--- START ---

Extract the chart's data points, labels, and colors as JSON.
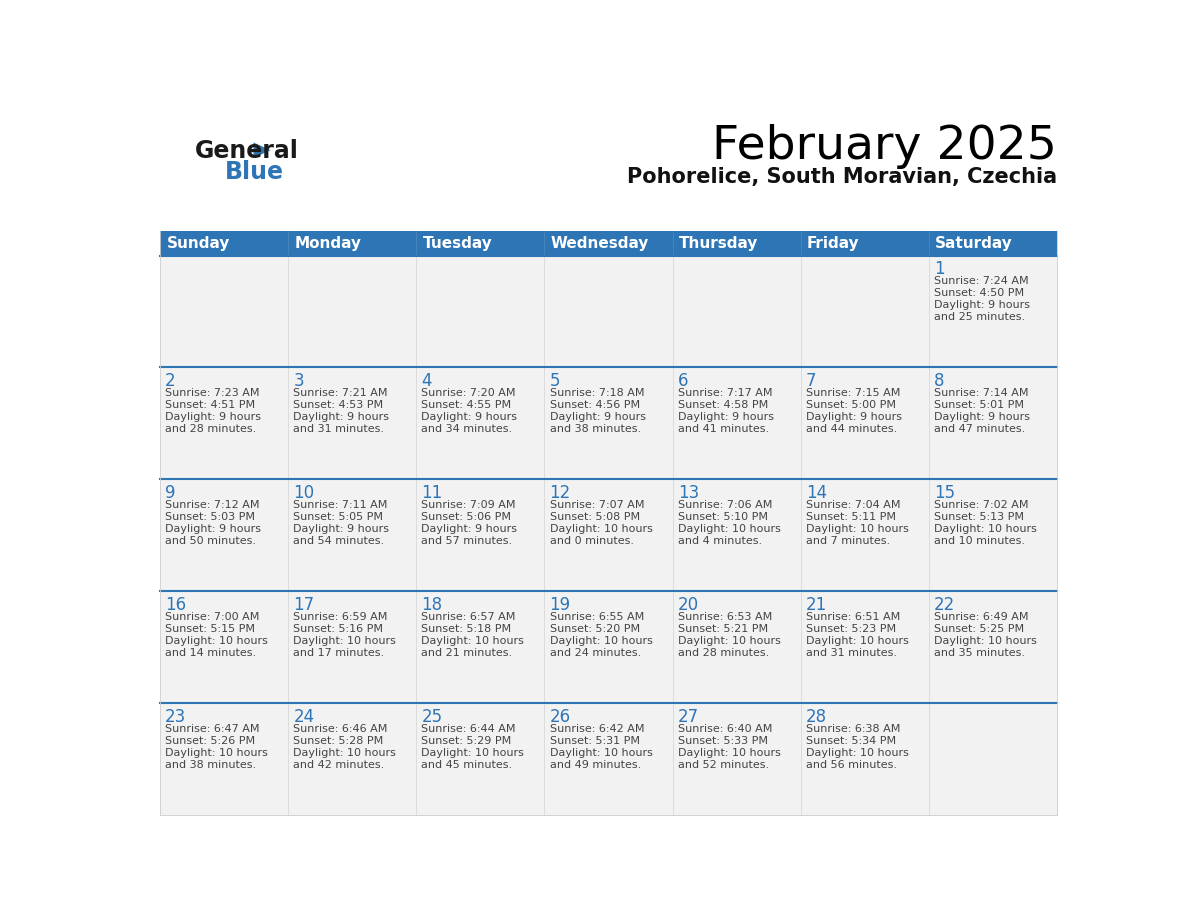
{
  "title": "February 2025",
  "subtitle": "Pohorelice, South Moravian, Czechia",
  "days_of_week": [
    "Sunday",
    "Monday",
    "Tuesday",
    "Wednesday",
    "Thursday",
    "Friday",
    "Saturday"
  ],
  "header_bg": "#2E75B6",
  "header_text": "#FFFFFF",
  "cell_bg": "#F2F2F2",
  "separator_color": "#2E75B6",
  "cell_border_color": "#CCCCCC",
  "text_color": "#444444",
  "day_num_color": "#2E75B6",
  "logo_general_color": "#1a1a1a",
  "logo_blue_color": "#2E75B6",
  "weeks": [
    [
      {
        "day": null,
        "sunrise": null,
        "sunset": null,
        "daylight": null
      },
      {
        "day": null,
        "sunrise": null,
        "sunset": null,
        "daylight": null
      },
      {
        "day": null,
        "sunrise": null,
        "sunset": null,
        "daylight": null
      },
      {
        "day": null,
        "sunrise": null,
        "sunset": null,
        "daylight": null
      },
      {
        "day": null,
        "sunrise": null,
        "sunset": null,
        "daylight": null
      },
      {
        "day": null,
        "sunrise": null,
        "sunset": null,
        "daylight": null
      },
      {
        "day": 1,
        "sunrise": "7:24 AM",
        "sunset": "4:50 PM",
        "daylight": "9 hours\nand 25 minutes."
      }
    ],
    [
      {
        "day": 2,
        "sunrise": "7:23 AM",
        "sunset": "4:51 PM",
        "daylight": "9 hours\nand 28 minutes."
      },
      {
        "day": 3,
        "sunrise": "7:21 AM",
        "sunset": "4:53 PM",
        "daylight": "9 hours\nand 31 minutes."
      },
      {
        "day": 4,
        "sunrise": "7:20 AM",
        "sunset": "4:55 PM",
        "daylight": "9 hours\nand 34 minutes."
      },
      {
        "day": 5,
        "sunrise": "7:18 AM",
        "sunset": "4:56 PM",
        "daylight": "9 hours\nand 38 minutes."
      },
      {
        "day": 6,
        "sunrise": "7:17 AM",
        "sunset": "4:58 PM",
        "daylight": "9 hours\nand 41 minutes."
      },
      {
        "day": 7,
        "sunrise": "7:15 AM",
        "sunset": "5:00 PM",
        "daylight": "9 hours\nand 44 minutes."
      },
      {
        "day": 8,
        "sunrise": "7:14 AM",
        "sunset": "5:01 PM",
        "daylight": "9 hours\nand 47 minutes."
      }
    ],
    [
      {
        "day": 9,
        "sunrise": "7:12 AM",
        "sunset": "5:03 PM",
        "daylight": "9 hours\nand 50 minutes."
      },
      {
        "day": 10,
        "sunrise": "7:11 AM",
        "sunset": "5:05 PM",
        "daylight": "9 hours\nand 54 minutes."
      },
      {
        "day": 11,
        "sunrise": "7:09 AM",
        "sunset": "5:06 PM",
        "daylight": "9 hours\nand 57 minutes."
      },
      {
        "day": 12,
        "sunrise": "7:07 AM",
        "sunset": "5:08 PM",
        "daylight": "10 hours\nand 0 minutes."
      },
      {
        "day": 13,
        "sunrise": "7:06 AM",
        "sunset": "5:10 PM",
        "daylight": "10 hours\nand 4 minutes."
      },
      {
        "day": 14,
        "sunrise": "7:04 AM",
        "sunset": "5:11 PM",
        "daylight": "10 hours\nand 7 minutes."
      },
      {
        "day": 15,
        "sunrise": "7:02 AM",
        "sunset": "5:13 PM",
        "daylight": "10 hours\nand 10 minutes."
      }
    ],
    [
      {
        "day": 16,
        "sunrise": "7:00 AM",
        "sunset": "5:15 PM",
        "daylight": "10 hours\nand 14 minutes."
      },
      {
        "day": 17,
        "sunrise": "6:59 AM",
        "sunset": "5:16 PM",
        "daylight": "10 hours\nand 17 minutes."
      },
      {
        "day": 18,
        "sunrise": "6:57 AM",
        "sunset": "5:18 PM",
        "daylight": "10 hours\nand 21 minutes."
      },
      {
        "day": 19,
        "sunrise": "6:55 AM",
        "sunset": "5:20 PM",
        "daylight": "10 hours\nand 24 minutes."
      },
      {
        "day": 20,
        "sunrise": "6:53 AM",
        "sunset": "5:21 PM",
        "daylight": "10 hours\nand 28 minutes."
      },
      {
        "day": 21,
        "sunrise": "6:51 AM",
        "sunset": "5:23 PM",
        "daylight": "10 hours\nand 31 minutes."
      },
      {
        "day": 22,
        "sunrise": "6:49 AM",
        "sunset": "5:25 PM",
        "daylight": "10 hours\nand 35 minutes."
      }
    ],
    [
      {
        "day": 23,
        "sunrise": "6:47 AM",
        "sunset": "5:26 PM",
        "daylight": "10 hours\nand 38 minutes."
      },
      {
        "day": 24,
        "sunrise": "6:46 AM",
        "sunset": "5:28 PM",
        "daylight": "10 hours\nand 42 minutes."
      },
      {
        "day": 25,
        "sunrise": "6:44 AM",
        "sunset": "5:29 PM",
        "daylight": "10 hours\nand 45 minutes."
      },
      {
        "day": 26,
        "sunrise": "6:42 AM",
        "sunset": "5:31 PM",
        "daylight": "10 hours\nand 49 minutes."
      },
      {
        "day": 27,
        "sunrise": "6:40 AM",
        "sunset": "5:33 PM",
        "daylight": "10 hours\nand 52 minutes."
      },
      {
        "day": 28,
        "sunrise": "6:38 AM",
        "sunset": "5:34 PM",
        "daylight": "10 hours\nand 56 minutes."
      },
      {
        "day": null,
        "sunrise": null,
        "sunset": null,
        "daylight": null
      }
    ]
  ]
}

--- END ---

### What is being asked
Leaving the pictures aside, transcribe the entire listing exactly.

### Solution below
Extract the chart's data points, labels, and colors as JSON.
{
  "title": "February 2025",
  "subtitle": "Pohorelice, South Moravian, Czechia",
  "days_of_week": [
    "Sunday",
    "Monday",
    "Tuesday",
    "Wednesday",
    "Thursday",
    "Friday",
    "Saturday"
  ],
  "header_bg": "#2E75B6",
  "header_text": "#FFFFFF",
  "cell_bg": "#F2F2F2",
  "separator_color": "#2E75B6",
  "cell_border_color": "#CCCCCC",
  "text_color": "#444444",
  "day_num_color": "#2E75B6",
  "logo_general_color": "#1a1a1a",
  "logo_blue_color": "#2E75B6",
  "weeks": [
    [
      {
        "day": null,
        "sunrise": null,
        "sunset": null,
        "daylight": null
      },
      {
        "day": null,
        "sunrise": null,
        "sunset": null,
        "daylight": null
      },
      {
        "day": null,
        "sunrise": null,
        "sunset": null,
        "daylight": null
      },
      {
        "day": null,
        "sunrise": null,
        "sunset": null,
        "daylight": null
      },
      {
        "day": null,
        "sunrise": null,
        "sunset": null,
        "daylight": null
      },
      {
        "day": null,
        "sunrise": null,
        "sunset": null,
        "daylight": null
      },
      {
        "day": 1,
        "sunrise": "7:24 AM",
        "sunset": "4:50 PM",
        "daylight": "9 hours\nand 25 minutes."
      }
    ],
    [
      {
        "day": 2,
        "sunrise": "7:23 AM",
        "sunset": "4:51 PM",
        "daylight": "9 hours\nand 28 minutes."
      },
      {
        "day": 3,
        "sunrise": "7:21 AM",
        "sunset": "4:53 PM",
        "daylight": "9 hours\nand 31 minutes."
      },
      {
        "day": 4,
        "sunrise": "7:20 AM",
        "sunset": "4:55 PM",
        "daylight": "9 hours\nand 34 minutes."
      },
      {
        "day": 5,
        "sunrise": "7:18 AM",
        "sunset": "4:56 PM",
        "daylight": "9 hours\nand 38 minutes."
      },
      {
        "day": 6,
        "sunrise": "7:17 AM",
        "sunset": "4:58 PM",
        "daylight": "9 hours\nand 41 minutes."
      },
      {
        "day": 7,
        "sunrise": "7:15 AM",
        "sunset": "5:00 PM",
        "daylight": "9 hours\nand 44 minutes."
      },
      {
        "day": 8,
        "sunrise": "7:14 AM",
        "sunset": "5:01 PM",
        "daylight": "9 hours\nand 47 minutes."
      }
    ],
    [
      {
        "day": 9,
        "sunrise": "7:12 AM",
        "sunset": "5:03 PM",
        "daylight": "9 hours\nand 50 minutes."
      },
      {
        "day": 10,
        "sunrise": "7:11 AM",
        "sunset": "5:05 PM",
        "daylight": "9 hours\nand 54 minutes."
      },
      {
        "day": 11,
        "sunrise": "7:09 AM",
        "sunset": "5:06 PM",
        "daylight": "9 hours\nand 57 minutes."
      },
      {
        "day": 12,
        "sunrise": "7:07 AM",
        "sunset": "5:08 PM",
        "daylight": "10 hours\nand 0 minutes."
      },
      {
        "day": 13,
        "sunrise": "7:06 AM",
        "sunset": "5:10 PM",
        "daylight": "10 hours\nand 4 minutes."
      },
      {
        "day": 14,
        "sunrise": "7:04 AM",
        "sunset": "5:11 PM",
        "daylight": "10 hours\nand 7 minutes."
      },
      {
        "day": 15,
        "sunrise": "7:02 AM",
        "sunset": "5:13 PM",
        "daylight": "10 hours\nand 10 minutes."
      }
    ],
    [
      {
        "day": 16,
        "sunrise": "7:00 AM",
        "sunset": "5:15 PM",
        "daylight": "10 hours\nand 14 minutes."
      },
      {
        "day": 17,
        "sunrise": "6:59 AM",
        "sunset": "5:16 PM",
        "daylight": "10 hours\nand 17 minutes."
      },
      {
        "day": 18,
        "sunrise": "6:57 AM",
        "sunset": "5:18 PM",
        "daylight": "10 hours\nand 21 minutes."
      },
      {
        "day": 19,
        "sunrise": "6:55 AM",
        "sunset": "5:20 PM",
        "daylight": "10 hours\nand 24 minutes."
      },
      {
        "day": 20,
        "sunrise": "6:53 AM",
        "sunset": "5:21 PM",
        "daylight": "10 hours\nand 28 minutes."
      },
      {
        "day": 21,
        "sunrise": "6:51 AM",
        "sunset": "5:23 PM",
        "daylight": "10 hours\nand 31 minutes."
      },
      {
        "day": 22,
        "sunrise": "6:49 AM",
        "sunset": "5:25 PM",
        "daylight": "10 hours\nand 35 minutes."
      }
    ],
    [
      {
        "day": 23,
        "sunrise": "6:47 AM",
        "sunset": "5:26 PM",
        "daylight": "10 hours\nand 38 minutes."
      },
      {
        "day": 24,
        "sunrise": "6:46 AM",
        "sunset": "5:28 PM",
        "daylight": "10 hours\nand 42 minutes."
      },
      {
        "day": 25,
        "sunrise": "6:44 AM",
        "sunset": "5:29 PM",
        "daylight": "10 hours\nand 45 minutes."
      },
      {
        "day": 26,
        "sunrise": "6:42 AM",
        "sunset": "5:31 PM",
        "daylight": "10 hours\nand 49 minutes."
      },
      {
        "day": 27,
        "sunrise": "6:40 AM",
        "sunset": "5:33 PM",
        "daylight": "10 hours\nand 52 minutes."
      },
      {
        "day": 28,
        "sunrise": "6:38 AM",
        "sunset": "5:34 PM",
        "daylight": "10 hours\nand 56 minutes."
      },
      {
        "day": null,
        "sunrise": null,
        "sunset": null,
        "daylight": null
      }
    ]
  ]
}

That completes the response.